* begin *

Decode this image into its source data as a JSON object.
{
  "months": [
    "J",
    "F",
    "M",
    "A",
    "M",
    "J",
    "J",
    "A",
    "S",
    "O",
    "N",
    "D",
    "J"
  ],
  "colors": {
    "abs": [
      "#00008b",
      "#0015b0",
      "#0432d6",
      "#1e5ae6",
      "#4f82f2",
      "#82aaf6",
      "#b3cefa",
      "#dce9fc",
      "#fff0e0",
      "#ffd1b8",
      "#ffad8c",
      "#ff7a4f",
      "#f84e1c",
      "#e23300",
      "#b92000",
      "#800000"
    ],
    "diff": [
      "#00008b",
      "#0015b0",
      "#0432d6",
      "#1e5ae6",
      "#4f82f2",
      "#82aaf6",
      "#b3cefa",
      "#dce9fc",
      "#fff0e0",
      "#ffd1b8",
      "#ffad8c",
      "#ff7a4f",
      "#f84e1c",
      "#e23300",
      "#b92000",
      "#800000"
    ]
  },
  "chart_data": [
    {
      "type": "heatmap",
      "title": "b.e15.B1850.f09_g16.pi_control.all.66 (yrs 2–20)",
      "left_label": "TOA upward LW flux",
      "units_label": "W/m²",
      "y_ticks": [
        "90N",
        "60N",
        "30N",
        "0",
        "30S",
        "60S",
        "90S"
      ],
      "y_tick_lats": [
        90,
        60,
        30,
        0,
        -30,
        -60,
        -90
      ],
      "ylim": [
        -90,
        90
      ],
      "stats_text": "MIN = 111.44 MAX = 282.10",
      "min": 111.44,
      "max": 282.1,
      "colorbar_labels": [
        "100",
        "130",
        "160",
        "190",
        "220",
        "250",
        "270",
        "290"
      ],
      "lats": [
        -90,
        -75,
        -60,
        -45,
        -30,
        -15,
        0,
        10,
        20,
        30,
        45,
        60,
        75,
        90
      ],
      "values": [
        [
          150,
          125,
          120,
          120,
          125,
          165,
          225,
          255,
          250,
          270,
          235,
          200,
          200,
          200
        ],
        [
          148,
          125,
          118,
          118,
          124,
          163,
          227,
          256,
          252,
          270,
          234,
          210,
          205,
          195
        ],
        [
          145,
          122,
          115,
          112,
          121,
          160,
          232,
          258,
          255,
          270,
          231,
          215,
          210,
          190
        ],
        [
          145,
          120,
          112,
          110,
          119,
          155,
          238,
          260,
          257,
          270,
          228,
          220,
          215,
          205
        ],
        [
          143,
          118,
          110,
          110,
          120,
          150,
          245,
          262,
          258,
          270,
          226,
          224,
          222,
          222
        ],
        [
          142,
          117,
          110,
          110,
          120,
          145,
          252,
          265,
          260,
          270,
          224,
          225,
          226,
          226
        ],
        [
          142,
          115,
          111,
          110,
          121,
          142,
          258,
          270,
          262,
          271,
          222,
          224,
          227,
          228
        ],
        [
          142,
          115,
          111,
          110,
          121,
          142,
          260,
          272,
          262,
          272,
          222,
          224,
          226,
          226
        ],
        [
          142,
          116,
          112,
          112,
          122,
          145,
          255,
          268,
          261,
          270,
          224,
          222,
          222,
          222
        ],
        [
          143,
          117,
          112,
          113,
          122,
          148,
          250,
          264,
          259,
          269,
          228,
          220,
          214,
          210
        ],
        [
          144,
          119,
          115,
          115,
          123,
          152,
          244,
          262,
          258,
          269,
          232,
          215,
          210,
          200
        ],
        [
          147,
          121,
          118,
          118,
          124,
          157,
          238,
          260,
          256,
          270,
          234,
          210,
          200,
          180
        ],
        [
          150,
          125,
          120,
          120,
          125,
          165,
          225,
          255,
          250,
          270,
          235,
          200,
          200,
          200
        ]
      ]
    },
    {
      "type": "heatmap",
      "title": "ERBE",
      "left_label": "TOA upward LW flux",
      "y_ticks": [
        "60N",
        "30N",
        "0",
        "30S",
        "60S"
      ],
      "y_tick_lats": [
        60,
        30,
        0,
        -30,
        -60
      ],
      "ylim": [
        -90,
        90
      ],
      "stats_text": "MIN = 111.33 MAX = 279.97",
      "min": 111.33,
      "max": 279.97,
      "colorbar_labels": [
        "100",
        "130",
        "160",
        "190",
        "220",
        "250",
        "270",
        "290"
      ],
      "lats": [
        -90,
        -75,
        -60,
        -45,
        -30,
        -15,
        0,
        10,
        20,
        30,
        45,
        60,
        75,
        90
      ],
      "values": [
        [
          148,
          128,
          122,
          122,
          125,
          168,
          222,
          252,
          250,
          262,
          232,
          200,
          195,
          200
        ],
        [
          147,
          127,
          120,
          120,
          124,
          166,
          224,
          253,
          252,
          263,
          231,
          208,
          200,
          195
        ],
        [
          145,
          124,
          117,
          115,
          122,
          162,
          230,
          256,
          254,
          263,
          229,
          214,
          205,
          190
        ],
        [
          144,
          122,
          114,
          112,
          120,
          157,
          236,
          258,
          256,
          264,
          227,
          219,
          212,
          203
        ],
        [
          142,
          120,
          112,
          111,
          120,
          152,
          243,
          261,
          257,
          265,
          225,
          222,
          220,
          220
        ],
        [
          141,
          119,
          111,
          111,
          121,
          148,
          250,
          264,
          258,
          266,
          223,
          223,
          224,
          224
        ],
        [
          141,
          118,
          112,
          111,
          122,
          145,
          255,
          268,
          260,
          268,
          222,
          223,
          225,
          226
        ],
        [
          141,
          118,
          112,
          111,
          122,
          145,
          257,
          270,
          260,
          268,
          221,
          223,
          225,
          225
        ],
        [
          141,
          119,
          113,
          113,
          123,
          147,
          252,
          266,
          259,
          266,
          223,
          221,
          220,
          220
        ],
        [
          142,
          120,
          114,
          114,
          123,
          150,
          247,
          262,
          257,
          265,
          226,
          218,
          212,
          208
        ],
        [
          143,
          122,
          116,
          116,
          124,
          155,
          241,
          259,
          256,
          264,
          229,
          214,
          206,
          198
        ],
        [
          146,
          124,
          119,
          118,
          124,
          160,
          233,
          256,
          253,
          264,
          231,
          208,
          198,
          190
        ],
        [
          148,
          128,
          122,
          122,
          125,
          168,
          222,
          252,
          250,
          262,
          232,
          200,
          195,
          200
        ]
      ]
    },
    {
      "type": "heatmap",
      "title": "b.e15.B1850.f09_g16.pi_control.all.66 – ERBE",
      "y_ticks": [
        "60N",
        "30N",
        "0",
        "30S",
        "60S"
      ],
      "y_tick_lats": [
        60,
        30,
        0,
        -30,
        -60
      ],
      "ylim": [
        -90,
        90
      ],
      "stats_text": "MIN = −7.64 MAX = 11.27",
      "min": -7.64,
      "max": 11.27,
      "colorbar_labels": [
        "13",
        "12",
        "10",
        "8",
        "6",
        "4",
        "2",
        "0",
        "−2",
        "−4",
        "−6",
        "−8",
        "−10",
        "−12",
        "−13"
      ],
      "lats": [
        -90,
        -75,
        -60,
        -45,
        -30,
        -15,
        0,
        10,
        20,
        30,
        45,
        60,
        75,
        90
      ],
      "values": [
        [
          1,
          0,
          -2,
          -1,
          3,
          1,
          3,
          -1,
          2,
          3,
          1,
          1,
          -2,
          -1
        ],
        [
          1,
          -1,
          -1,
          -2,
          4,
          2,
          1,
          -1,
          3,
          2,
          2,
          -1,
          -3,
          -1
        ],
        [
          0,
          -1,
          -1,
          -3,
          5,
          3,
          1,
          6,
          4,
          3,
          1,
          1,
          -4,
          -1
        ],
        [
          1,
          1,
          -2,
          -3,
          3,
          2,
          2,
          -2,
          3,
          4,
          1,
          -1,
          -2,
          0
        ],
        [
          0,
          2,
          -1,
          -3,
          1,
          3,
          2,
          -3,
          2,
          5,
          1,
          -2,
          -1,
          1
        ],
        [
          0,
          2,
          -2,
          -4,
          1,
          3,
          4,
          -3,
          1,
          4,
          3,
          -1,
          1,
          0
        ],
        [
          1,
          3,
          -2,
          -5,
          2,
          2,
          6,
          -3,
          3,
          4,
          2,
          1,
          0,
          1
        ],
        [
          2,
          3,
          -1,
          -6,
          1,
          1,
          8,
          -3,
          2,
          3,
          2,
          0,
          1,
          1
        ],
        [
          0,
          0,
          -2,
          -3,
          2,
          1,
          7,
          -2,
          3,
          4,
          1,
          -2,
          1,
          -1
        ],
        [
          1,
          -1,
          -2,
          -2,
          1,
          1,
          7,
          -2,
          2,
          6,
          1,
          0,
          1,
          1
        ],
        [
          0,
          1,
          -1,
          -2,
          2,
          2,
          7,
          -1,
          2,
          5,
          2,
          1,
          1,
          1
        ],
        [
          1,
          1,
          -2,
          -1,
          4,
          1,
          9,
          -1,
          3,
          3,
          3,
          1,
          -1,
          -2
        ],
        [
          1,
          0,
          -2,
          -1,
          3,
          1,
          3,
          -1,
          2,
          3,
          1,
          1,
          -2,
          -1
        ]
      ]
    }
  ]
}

* end *

* Stated goal: Report the number of lines that include the string "ERBE"; return nothing but the count.

* Correct result: 2